▶ Directions for this task
In the listing below, pick out lines with "está".

▶ Record excerpts
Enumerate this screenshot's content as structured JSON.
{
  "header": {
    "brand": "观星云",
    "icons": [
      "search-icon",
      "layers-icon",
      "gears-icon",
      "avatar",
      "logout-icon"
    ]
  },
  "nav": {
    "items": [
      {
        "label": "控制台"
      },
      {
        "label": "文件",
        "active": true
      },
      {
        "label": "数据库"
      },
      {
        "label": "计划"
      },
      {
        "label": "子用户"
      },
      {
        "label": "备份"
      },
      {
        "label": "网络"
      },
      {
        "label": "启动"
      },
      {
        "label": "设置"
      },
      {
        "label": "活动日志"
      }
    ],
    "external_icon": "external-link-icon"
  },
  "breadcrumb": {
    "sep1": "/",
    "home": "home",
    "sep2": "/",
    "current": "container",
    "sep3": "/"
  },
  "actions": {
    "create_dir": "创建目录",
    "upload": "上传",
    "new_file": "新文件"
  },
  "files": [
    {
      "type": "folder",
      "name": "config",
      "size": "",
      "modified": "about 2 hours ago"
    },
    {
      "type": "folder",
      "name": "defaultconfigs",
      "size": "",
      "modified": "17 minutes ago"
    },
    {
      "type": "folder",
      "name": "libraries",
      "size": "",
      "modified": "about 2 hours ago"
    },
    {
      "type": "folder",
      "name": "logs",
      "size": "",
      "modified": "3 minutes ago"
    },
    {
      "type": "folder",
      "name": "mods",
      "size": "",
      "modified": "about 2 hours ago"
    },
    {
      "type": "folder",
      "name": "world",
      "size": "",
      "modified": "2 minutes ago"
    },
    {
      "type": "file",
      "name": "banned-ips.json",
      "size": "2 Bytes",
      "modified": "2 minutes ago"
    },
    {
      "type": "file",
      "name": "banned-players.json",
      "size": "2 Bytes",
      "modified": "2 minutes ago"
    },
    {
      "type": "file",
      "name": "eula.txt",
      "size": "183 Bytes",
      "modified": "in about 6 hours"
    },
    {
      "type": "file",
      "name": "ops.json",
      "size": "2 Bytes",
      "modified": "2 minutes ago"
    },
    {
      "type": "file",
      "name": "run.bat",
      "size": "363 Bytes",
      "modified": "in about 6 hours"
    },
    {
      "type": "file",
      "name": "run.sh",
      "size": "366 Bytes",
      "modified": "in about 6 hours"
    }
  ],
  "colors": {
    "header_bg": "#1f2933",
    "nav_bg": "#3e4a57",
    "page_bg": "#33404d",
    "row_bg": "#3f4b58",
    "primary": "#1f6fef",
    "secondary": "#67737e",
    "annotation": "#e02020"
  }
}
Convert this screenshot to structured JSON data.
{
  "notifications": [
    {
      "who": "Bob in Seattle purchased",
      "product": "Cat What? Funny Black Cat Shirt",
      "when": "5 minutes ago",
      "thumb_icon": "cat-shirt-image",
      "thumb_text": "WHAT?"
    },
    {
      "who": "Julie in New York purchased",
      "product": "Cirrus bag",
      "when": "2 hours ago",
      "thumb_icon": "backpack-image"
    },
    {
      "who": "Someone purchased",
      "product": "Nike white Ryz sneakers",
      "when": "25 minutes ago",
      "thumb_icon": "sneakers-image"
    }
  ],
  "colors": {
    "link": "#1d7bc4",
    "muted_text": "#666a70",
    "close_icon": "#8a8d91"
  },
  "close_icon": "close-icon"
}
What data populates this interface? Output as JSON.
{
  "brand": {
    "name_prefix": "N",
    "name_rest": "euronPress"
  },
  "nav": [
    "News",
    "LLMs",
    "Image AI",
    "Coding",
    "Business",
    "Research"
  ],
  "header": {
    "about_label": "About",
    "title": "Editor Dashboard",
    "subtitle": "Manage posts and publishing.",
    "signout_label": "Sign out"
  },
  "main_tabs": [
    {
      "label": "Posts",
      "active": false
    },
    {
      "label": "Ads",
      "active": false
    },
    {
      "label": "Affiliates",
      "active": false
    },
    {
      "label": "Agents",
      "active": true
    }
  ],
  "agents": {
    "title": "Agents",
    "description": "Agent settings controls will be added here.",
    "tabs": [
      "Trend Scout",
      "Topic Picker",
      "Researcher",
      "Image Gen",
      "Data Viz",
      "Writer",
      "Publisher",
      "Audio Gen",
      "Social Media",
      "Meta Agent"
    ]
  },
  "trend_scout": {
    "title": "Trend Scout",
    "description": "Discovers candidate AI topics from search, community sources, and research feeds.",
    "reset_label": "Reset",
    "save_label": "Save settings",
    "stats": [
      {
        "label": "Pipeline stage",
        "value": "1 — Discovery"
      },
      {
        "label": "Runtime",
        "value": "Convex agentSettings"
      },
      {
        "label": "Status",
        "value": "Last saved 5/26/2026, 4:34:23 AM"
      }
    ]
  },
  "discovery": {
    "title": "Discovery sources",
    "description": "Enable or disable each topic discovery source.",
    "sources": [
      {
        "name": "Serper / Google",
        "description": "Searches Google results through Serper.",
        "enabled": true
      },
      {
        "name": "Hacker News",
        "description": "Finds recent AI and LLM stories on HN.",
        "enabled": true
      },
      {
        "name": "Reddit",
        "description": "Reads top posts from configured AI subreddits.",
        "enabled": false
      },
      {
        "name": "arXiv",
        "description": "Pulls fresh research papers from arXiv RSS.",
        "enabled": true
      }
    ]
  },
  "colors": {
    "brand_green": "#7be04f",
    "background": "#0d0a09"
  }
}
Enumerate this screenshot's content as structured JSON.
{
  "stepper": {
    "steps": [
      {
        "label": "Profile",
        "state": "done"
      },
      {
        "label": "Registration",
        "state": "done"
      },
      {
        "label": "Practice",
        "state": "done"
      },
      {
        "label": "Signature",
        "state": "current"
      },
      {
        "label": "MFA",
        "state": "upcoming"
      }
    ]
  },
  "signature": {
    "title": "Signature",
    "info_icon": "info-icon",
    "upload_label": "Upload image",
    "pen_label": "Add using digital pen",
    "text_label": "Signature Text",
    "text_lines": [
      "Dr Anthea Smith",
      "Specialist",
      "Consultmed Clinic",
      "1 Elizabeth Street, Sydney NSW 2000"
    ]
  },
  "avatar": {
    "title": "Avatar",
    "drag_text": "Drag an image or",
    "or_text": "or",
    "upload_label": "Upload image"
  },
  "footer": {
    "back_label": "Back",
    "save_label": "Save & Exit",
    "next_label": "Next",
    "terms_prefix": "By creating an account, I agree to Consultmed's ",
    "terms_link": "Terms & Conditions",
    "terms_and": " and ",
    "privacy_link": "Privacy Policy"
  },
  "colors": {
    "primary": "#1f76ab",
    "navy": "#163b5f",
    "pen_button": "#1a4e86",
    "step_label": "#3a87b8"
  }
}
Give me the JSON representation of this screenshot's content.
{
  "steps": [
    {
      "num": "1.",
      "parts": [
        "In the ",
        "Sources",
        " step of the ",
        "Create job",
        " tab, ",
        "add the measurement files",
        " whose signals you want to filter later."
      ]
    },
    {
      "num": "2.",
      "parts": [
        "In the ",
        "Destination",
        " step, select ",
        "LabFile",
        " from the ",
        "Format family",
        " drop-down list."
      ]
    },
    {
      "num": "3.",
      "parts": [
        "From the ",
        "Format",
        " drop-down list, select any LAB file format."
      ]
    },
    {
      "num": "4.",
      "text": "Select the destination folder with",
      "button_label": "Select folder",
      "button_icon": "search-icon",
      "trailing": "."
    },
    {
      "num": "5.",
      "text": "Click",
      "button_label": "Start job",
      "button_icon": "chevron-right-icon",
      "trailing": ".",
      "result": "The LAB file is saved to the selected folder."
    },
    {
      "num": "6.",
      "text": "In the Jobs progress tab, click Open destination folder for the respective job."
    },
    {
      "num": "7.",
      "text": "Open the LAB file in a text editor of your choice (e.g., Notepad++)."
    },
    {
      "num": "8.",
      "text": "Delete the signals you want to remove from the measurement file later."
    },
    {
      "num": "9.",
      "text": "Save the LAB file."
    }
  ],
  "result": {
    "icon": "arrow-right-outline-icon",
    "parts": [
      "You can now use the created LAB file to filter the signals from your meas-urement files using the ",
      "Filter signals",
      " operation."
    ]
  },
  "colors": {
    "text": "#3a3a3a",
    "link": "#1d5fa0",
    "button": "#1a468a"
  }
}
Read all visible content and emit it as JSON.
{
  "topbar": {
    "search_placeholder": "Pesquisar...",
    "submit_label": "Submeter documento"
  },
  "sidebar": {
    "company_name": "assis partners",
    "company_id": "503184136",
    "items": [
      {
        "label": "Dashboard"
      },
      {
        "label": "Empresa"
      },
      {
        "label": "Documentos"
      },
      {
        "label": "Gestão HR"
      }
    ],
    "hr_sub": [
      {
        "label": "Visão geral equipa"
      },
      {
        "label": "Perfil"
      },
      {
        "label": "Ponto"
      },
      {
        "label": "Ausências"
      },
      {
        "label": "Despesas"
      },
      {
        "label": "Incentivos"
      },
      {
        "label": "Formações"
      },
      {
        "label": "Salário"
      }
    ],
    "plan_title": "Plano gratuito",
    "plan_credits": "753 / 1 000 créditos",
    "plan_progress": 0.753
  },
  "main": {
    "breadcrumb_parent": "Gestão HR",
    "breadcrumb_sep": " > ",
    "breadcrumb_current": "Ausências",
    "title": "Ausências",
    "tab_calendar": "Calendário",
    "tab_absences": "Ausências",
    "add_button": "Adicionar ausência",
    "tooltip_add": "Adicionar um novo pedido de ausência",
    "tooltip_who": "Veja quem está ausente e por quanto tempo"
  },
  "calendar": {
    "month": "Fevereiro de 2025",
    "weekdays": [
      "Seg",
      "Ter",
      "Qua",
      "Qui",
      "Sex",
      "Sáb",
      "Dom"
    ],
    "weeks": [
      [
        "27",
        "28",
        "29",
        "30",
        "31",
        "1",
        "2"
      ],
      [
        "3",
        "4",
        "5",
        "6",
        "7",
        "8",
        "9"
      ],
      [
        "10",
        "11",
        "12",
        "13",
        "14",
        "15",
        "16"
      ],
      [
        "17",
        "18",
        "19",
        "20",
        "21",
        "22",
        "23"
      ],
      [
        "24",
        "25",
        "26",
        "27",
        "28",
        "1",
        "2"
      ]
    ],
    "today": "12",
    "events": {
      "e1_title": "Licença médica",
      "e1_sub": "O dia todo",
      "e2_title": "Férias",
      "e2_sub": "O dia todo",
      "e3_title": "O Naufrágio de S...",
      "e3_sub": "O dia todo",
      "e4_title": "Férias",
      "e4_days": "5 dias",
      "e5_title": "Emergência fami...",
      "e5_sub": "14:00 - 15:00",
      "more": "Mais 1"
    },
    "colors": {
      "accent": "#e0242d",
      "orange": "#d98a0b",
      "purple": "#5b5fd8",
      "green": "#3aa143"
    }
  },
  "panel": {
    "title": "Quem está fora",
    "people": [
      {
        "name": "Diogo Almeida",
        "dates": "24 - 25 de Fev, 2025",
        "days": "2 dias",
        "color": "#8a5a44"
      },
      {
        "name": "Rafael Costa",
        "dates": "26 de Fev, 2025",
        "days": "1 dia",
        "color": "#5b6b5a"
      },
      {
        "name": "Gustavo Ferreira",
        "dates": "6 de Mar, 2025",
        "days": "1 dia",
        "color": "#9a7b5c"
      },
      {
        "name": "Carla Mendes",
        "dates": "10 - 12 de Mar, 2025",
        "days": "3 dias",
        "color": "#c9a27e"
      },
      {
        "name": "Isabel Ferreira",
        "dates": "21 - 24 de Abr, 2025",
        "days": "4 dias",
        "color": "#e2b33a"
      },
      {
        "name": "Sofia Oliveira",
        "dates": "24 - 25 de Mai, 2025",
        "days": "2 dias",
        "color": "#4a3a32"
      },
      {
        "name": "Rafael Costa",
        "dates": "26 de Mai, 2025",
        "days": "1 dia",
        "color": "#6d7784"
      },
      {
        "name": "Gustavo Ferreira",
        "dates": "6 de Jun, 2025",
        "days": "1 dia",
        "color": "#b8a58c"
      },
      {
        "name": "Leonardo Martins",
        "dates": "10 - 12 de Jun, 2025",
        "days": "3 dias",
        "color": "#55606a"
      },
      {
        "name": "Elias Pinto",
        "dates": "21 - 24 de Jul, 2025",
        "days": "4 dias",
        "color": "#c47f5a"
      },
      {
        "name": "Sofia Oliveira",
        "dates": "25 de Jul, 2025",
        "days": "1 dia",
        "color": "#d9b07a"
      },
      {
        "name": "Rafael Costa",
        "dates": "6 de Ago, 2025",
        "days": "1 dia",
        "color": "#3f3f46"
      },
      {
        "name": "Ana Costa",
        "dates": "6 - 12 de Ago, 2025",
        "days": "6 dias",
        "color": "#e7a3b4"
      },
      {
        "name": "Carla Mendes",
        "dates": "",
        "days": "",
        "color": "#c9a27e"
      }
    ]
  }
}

▶ Result for this exercise
    "tooltip_who": "Veja quem está ausente e por quanto tempo"
    "title": "Quem está fora",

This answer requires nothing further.